## Problem statement
Sort through the entries below and pull out lines containing the word "Weitnau".

[Stored dataset items]
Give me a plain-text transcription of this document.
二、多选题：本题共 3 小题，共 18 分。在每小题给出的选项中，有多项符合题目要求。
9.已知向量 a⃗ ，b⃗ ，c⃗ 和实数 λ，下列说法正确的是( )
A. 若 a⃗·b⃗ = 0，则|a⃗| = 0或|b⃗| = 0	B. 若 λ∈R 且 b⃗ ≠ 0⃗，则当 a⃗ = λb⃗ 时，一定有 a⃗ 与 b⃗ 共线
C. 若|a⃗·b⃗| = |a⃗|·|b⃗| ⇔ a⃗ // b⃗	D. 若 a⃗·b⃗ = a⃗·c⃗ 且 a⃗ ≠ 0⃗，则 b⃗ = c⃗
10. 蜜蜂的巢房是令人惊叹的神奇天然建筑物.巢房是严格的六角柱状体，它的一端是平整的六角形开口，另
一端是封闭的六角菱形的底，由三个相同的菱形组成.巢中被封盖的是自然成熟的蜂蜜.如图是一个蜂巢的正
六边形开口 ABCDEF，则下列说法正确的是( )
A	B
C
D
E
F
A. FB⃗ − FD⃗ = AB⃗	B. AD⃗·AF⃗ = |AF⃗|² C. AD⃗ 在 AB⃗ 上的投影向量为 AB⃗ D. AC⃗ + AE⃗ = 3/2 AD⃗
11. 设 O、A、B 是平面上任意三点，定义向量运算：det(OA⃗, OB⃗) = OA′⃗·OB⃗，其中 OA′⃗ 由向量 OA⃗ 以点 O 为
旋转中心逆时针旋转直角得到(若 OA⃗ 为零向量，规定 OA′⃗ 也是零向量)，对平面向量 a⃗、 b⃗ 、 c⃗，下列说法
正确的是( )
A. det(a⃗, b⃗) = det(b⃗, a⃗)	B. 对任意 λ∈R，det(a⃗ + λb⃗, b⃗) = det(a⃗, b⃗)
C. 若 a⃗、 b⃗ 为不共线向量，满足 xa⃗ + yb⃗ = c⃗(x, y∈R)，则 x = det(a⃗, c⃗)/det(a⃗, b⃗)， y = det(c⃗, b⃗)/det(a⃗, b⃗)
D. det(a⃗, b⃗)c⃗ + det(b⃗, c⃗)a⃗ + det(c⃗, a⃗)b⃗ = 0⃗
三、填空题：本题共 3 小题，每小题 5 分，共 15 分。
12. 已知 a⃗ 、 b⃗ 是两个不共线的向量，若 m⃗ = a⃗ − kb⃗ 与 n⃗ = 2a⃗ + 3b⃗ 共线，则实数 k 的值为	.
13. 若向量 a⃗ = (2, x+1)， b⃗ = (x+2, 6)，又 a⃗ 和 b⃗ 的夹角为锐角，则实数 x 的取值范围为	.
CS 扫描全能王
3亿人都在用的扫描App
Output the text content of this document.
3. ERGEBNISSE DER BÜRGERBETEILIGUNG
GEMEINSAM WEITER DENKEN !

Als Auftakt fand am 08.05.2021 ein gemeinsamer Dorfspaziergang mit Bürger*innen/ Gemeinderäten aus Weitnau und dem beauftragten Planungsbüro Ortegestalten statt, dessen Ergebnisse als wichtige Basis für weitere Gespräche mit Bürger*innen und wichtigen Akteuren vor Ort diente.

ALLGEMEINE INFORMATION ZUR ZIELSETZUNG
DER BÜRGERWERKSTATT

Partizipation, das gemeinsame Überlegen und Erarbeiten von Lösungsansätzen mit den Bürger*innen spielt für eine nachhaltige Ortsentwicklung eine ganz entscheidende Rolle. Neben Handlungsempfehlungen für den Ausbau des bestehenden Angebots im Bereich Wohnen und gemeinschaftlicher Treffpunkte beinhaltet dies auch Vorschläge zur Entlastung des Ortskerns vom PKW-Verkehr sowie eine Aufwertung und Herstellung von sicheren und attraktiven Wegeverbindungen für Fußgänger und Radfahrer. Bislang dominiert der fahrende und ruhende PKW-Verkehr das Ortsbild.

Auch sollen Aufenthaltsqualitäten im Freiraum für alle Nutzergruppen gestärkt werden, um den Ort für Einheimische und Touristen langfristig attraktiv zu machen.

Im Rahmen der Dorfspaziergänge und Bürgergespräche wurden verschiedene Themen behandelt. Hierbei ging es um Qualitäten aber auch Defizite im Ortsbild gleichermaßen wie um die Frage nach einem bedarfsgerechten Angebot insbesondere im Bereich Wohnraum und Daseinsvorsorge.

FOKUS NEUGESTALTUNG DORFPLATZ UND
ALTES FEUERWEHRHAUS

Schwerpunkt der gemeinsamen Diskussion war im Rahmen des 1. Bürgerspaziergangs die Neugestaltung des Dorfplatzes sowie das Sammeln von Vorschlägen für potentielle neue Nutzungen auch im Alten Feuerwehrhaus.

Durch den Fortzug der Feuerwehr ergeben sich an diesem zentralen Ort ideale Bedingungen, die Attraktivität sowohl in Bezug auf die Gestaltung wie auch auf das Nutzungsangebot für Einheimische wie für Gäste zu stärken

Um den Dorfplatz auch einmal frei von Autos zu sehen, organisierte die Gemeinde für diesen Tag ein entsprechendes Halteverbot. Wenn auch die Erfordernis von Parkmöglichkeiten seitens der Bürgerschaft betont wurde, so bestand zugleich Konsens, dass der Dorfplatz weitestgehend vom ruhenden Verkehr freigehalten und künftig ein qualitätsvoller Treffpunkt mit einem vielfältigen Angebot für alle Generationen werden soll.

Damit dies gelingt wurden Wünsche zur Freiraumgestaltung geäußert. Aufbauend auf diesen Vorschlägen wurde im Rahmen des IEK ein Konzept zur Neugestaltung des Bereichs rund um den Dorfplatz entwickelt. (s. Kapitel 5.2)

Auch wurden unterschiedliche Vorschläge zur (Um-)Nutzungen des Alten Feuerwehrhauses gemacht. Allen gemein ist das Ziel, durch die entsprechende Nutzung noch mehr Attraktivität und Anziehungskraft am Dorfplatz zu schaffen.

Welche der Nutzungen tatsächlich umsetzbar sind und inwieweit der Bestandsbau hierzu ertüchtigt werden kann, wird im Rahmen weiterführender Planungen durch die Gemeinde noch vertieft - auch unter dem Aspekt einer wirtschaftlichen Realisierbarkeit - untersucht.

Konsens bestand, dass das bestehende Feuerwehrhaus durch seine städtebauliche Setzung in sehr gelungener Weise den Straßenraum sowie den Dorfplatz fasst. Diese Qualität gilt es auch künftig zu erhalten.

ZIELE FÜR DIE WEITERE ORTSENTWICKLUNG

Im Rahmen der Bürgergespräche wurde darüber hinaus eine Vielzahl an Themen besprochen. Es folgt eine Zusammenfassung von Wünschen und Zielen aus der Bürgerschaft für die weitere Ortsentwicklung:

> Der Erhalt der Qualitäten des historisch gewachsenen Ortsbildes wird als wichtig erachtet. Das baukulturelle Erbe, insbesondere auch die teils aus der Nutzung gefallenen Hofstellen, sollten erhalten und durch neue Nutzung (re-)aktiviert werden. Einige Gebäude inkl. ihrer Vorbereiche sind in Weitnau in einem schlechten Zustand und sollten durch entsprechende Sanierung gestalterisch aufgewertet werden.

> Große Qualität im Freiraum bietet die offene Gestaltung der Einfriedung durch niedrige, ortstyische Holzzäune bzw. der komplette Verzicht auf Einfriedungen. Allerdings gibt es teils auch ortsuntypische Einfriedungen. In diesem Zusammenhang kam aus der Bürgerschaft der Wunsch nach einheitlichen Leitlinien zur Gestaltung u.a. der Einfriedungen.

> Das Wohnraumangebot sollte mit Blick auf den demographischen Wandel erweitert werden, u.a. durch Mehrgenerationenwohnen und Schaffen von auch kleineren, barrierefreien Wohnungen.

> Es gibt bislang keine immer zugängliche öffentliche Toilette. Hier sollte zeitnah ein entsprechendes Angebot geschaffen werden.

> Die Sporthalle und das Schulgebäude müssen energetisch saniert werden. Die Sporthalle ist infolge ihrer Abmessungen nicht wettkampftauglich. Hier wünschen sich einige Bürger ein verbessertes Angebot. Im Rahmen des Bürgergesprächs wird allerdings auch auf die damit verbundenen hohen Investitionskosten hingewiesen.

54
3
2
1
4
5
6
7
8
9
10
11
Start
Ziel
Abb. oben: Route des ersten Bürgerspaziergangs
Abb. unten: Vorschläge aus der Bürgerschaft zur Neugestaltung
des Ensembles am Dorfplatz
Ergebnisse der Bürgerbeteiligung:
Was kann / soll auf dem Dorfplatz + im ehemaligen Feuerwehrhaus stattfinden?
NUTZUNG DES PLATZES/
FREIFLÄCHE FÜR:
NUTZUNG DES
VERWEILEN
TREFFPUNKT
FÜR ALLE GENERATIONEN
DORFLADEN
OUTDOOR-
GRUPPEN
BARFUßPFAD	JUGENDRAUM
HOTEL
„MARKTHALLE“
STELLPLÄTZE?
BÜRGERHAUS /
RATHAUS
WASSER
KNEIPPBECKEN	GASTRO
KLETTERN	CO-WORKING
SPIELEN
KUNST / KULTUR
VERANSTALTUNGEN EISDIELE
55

## Output below
Als Auftakt fand am 08.05.2021 ein gemeinsamer Dorfspaziergang mit Bürger*innen/ Gemeinderäten aus Weitnau und dem beauftragten Planungsbüro Ortegestalten statt, dessen Ergebnisse als wichtige Basis für weitere Gespräche mit Bürger*innen und wichtigen Akteuren vor Ort diente.
> Der Erhalt der Qualitäten des historisch gewachsenen Ortsbildes wird als wichtig erachtet. Das baukulturelle Erbe, insbesondere auch die teils aus der Nutzung gefallenen Hofstellen, sollten erhalten und durch neue Nutzung (re-)aktiviert werden. Einige Gebäude inkl. ihrer Vorbereiche sind in Weitnau in einem schlechten Zustand und sollten durch entsprechende Sanierung gestalterisch aufgewertet werden.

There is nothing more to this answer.